Provided passage.
= Beginning of Section =

French fashion group

SMCP Group, commonly known as SMCP, is a French holding company specializing in accessible luxury ready-to-wear, headquartered in Paris. The company was formed in 2010 through the merger of Sandro, Maje, and Claudie Pierlot. SMCP operates over 1,600 points of sale, including boutiques, flagships, and within high-end department stores, in 43 countries. Isabelle Guichot has been the CEO of SMCP since August 2021.
De Fursac is also one of its subsidiaries.
==History==
===Founding===
Prior to the founding of SMCP Group, Sandro, Maje, and Claudie Pierlot operated independently in the growing accessible luxury fashion niche in France. Following the acquisition of Claudie Pierlot's eponymous label by sisters Évelyne Chetrite of Sandro and Judith Milgrom of Maje in 2009, Pierlot lost her long battle with cancer and died, leaving her label's future to the two sisters. In 2010, SMCP S.A. was formed through the merger of Sandro, Maje, and Claudie Pierlot.

= End of Section =

Available data.
= Beginning of Section =

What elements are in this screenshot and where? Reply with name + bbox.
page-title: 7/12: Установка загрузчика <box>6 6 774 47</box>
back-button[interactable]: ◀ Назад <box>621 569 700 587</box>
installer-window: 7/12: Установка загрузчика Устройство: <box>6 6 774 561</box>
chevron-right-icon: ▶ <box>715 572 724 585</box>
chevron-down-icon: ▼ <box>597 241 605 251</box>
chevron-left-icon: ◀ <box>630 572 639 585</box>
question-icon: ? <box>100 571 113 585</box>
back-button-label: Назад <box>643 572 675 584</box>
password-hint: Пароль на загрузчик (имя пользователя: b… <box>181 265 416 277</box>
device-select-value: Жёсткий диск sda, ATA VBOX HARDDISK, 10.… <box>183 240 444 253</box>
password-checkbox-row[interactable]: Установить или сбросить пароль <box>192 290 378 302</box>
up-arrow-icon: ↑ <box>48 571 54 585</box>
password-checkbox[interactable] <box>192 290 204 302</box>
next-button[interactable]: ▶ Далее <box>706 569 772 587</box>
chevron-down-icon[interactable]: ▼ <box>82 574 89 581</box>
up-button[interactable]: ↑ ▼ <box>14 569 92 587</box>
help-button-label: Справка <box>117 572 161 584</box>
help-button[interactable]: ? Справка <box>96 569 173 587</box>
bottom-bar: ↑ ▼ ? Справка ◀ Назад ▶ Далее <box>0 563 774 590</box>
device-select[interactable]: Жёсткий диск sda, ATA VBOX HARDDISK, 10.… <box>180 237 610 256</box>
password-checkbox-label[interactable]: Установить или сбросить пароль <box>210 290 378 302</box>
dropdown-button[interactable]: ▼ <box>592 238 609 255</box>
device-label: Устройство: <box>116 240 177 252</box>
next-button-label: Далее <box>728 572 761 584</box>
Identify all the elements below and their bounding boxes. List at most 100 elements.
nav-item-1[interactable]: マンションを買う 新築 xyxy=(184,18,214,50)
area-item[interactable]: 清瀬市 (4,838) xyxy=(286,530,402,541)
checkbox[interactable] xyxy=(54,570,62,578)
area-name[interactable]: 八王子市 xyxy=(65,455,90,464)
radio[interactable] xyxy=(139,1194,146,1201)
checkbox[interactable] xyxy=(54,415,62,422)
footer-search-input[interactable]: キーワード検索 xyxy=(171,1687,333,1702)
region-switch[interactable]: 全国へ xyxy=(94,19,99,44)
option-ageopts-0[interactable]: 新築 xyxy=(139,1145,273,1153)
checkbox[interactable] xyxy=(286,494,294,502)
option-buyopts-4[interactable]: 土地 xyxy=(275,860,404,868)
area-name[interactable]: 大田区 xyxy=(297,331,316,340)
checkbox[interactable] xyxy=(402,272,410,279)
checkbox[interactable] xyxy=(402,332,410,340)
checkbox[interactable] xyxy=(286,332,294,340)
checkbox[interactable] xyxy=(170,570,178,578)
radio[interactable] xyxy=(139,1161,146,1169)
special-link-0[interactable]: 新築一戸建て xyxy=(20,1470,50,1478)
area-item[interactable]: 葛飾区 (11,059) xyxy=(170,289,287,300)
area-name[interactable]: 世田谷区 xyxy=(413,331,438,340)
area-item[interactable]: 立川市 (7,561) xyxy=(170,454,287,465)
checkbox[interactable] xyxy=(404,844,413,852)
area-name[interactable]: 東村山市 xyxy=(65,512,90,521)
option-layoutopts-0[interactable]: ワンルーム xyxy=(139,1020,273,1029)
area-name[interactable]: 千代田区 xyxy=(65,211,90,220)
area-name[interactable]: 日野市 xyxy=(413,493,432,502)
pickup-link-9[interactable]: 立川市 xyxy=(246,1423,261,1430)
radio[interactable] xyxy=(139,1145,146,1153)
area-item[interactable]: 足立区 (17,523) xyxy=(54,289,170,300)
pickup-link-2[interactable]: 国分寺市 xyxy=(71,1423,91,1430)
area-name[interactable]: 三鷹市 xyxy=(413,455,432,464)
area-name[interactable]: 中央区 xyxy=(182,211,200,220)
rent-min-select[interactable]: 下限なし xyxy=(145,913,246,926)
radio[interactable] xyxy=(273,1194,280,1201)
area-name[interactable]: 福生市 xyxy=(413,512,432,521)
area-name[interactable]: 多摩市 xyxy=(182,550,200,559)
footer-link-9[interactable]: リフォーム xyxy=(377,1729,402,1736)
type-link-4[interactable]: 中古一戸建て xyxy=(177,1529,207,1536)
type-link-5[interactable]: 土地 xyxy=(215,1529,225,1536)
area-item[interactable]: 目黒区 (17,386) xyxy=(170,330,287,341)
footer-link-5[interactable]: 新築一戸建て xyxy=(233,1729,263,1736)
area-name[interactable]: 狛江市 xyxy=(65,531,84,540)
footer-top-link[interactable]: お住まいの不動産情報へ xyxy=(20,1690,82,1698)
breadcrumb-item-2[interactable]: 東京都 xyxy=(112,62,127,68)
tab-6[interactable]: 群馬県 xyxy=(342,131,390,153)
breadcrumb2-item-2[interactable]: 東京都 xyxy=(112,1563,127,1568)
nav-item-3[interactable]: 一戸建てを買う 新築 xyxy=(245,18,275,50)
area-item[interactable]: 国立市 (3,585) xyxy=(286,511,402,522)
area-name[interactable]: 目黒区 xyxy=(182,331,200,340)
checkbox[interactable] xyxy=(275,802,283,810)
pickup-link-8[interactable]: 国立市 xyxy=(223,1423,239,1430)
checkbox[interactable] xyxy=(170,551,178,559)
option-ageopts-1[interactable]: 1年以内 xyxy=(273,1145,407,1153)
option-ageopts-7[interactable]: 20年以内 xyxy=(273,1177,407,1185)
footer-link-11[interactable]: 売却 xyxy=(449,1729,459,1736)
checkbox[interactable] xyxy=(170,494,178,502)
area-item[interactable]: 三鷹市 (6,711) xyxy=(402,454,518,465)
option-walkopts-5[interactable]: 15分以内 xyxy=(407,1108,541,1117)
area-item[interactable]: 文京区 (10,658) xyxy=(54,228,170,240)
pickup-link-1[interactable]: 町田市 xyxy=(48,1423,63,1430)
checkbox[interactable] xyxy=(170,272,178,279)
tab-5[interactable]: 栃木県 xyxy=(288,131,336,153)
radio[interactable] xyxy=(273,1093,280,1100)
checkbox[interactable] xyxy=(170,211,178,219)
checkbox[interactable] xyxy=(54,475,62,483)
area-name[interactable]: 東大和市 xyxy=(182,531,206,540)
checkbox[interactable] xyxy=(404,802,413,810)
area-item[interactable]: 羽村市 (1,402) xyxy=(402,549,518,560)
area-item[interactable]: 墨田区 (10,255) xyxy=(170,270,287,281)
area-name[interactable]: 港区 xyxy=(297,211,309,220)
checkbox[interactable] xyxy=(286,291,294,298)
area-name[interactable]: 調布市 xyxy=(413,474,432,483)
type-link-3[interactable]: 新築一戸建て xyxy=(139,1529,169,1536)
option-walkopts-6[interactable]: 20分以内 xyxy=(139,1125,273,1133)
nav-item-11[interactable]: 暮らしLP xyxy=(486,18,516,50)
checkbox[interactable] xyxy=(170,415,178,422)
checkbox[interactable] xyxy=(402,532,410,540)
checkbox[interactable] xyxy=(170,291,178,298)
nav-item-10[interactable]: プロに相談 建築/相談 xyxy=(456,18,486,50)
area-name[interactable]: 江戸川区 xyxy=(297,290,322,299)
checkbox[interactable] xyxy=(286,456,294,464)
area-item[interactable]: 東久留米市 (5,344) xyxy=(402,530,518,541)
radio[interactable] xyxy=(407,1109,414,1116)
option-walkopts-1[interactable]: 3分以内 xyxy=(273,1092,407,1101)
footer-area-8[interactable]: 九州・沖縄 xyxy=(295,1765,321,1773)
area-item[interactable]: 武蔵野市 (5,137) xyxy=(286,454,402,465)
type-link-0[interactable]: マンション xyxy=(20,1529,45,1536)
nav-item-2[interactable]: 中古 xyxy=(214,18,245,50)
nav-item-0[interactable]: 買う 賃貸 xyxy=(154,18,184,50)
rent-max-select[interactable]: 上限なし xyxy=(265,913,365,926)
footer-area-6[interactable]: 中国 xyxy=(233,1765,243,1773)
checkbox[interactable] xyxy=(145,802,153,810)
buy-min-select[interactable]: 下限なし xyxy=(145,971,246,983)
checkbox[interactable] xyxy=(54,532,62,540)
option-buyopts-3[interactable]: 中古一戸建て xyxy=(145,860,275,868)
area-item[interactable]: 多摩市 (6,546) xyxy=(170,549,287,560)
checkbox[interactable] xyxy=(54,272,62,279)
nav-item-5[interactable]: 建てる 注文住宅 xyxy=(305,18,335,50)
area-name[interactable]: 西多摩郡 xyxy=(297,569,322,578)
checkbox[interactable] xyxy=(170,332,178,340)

= End of Section =

Work task 1.
Transcribe the part of the SMCP passage that opens with the words containing "SMCP Group, commonly" and closes with "since August 2021.", keeping every character unchanged.
Work task 2.
Name every person mentioned in the SMCP passage.
Work task 3.
Resume the SMCP passage after its final sentence, keeping its encyclopedic style.

Task answer 1.
SMCP Group, commonly known as SMCP, is a French holding company specializing in accessible luxury ready-to-wear, headquartered in Paris. The company was formed in 2010 through the merger of Sandro, Maje, and Claudie Pierlot. SMCP operates over 1,600 points of sale, including boutiques, flagships, and within high-end department stores, in 43 countries. Isabelle Guichot has been the CEO of SMCP since August 2021.

Task answer 2.
Isabelle Guichot
Évelyne Chetrite
Judith Milgrom
Claudie Pierlot

Task answer 3.
===Under private equity's control===
In September 2010, L Capital, the private equity arm of French luxury conglomerate LVMH, purchased a 51 percent stake in SMCP Group. The investment provided SMCP access to L Capital and LVMH's assets in the textile sector and experience working with rapidly expanding, formerly family-run brands. In October 12, 2011, a Maje boutique opened in New York City, becoming the first SMCP store to open in the U.S. and marking the beginning of a period of rapid worldwide brick and mortar expansion.

In March 2013, American private-equity firm KKR acquired a 65 percent stake in SMCP Group from L Capital and Florac for an estimated 650 million euros, becoming its majority owner. The company grew steadily over the years and saw its revenue jumped 32 percent in the first half of 2015 amid a rapidly growing accessible luxury market.

===Acquisition by Shandong Ruyi===
In April 2016, Chinese textile conglomerate Shandong Ruyi acquired a controlling interest in SMCP from KKR for an estimated 1.3 billion euros to take advantage of China's growing middle class and in hopes of one day becoming "a global leader in accessible luxury." SMCP Group roughly doubled in size from 2013 to 2016. The company saw a 19.2 percent growth in revenue in the first half of 2016, including an "explosive" 51 percent in Greater China, under new majority Chinese ownership.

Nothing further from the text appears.